──────── EXCERPTED DATA

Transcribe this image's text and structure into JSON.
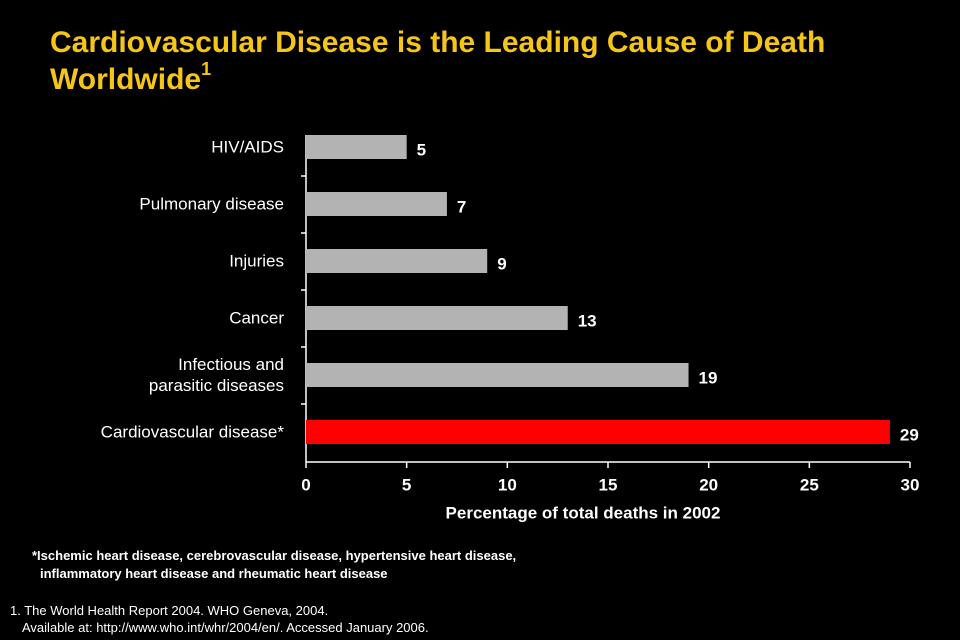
{
  "chart_data": {
    "type": "bar",
    "orientation": "horizontal",
    "title": "Cardiovascular Disease is the Leading Cause of Death\nWorldwide",
    "title_superscript": "1",
    "categories": [
      "HIV/AIDS",
      "Pulmonary disease",
      "Injuries",
      "Cancer",
      "Infectious and\nparasitic diseases",
      "Cardiovascular disease*"
    ],
    "values": [
      5,
      7,
      9,
      13,
      19,
      29
    ],
    "colors": [
      "#b3b3b3",
      "#b3b3b3",
      "#b3b3b3",
      "#b3b3b3",
      "#b3b3b3",
      "#ff0000"
    ],
    "xlim": [
      0,
      30
    ],
    "xticks": [
      0,
      5,
      10,
      15,
      20,
      25,
      30
    ],
    "xlabel": "Percentage of total deaths in 2002",
    "footnotes": [
      "*Ischemic heart disease, cerebrovascular disease, hypertensive heart disease,",
      "inflammatory heart disease and rheumatic heart disease"
    ],
    "references": [
      "1. The World Health Report 2004. WHO Geneva, 2004.",
      "Available at: http://www.who.int/whr/2004/en/. Accessed January 2006."
    ]
  }
}
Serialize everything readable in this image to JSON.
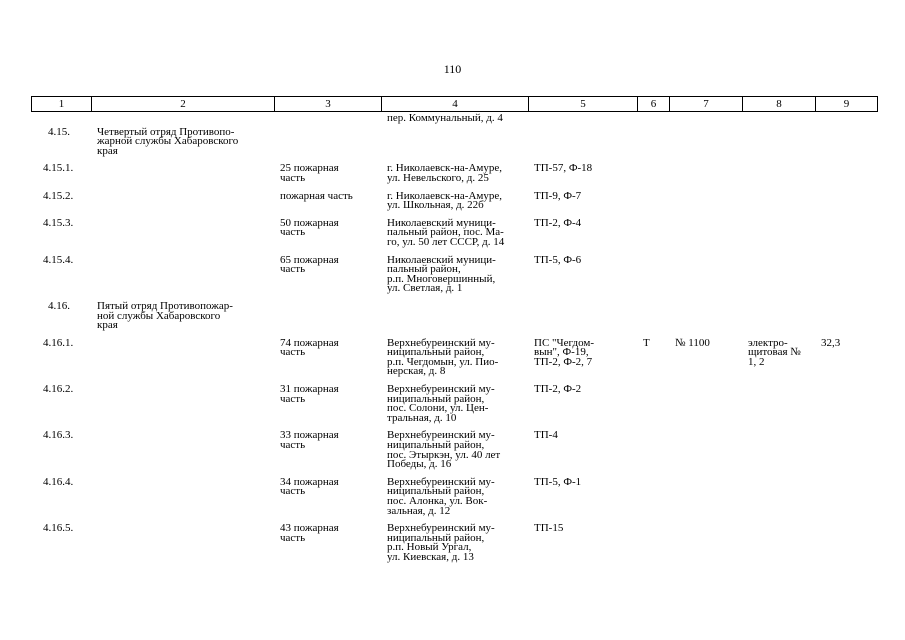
{
  "page_number": "110",
  "header": [
    "1",
    "2",
    "3",
    "4",
    "5",
    "6",
    "7",
    "8",
    "9"
  ],
  "rows": [
    {
      "type": "cont",
      "cells": [
        "",
        "",
        "",
        "пер. Коммунальный, д. 4",
        "",
        "",
        "",
        "",
        ""
      ]
    },
    {
      "type": "sec",
      "cells": [
        "4.15.",
        "Четвертый отряд Противопо-\nжарной службы Хабаровского\nкрая",
        "",
        "",
        "",
        "",
        "",
        "",
        ""
      ]
    },
    {
      "type": "item",
      "cells": [
        "4.15.1.",
        "",
        "25 пожарная\nчасть",
        "г. Николаевск-на-Амуре,\nул. Невельского, д. 25",
        "ТП-57, Ф-18",
        "",
        "",
        "",
        ""
      ]
    },
    {
      "type": "item",
      "cells": [
        "4.15.2.",
        "",
        "пожарная часть",
        "г. Николаевск-на-Амуре,\nул. Школьная, д. 22б",
        "ТП-9, Ф-7",
        "",
        "",
        "",
        ""
      ]
    },
    {
      "type": "item",
      "cells": [
        "4.15.3.",
        "",
        "50 пожарная\nчасть",
        "Николаевский муници-\nпальный район, пос. Ма-\nго, ул. 50 лет СССР, д. 14",
        "ТП-2, Ф-4",
        "",
        "",
        "",
        ""
      ]
    },
    {
      "type": "item",
      "cells": [
        "4.15.4.",
        "",
        "65 пожарная\nчасть",
        "Николаевский муници-\nпальный район,\nр.п. Многовершинный,\nул. Светлая, д. 1",
        "ТП-5, Ф-6",
        "",
        "",
        "",
        ""
      ]
    },
    {
      "type": "sec",
      "cells": [
        "4.16.",
        "Пятый отряд Противопожар-\nной службы Хабаровского\nкрая",
        "",
        "",
        "",
        "",
        "",
        "",
        ""
      ]
    },
    {
      "type": "item",
      "cells": [
        "4.16.1.",
        "",
        "74 пожарная\nчасть",
        "Верхнебуреинский му-\nниципальный район,\nр.п. Чегдомын, ул. Пио-\nнерская, д. 8",
        "ПС \"Чегдом-\nвын\", Ф-19,\nТП-2, Ф-2, 7",
        "Т",
        "№ 1100",
        "электро-\nщитовая №\n1, 2",
        "32,3"
      ]
    },
    {
      "type": "item",
      "cells": [
        "4.16.2.",
        "",
        "31 пожарная\nчасть",
        "Верхнебуреинский му-\nниципальный район,\nпос. Солони, ул. Цен-\nтральная, д. 10",
        "ТП-2, Ф-2",
        "",
        "",
        "",
        ""
      ]
    },
    {
      "type": "item",
      "cells": [
        "4.16.3.",
        "",
        "33 пожарная\nчасть",
        "Верхнебуреинский му-\nниципальный район,\nпос. Этыркэн, ул. 40 лет\nПобеды, д. 16",
        "ТП-4",
        "",
        "",
        "",
        ""
      ]
    },
    {
      "type": "item",
      "cells": [
        "4.16.4.",
        "",
        "34 пожарная\nчасть",
        "Верхнебуреинский му-\nниципальный район,\nпос. Алонка, ул. Вок-\nзальная, д. 12",
        "ТП-5, Ф-1",
        "",
        "",
        "",
        ""
      ]
    },
    {
      "type": "item",
      "cells": [
        "4.16.5.",
        "",
        "43 пожарная\nчасть",
        "Верхнебуреинский му-\nниципальный район,\nр.п. Новый Ургал,\nул. Киевская, д. 13",
        "ТП-15",
        "",
        "",
        "",
        ""
      ]
    }
  ]
}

────────────────

Find how many lines in the listing contain the word "image" and give that count alone.

2